SET PROBLEM: Wherever the string "государственной" occurs in a line of these records, report that line.

[Recorded data]
## START
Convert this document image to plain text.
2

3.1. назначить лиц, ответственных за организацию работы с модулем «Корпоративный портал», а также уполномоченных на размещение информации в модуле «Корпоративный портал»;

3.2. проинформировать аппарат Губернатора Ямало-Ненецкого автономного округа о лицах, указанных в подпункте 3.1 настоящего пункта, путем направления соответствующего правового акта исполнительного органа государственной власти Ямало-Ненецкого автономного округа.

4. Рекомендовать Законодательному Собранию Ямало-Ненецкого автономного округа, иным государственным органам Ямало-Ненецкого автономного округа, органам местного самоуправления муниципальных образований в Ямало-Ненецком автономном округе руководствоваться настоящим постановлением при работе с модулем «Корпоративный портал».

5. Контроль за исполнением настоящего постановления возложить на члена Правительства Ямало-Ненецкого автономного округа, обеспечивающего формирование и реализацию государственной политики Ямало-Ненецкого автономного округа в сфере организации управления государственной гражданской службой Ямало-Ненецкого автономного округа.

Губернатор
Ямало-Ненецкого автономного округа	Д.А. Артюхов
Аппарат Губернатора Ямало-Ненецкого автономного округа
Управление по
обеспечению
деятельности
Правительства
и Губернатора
## END
THE REPLY:
3.2. проинформировать аппарат Губернатора Ямало-Ненецкого автономного округа о лицах, указанных в подпункте 3.1 настоящего пункта, путем направления соответствующего правового акта исполнительного органа государственной власти Ямало-Ненецкого автономного округа.
5. Контроль за исполнением настоящего постановления возложить на члена Правительства Ямало-Ненецкого автономного округа, обеспечивающего формирование и реализацию государственной политики Ямало-Ненецкого автономного округа в сфере организации управления государственной гражданской службой Ямало-Ненецкого автономного округа.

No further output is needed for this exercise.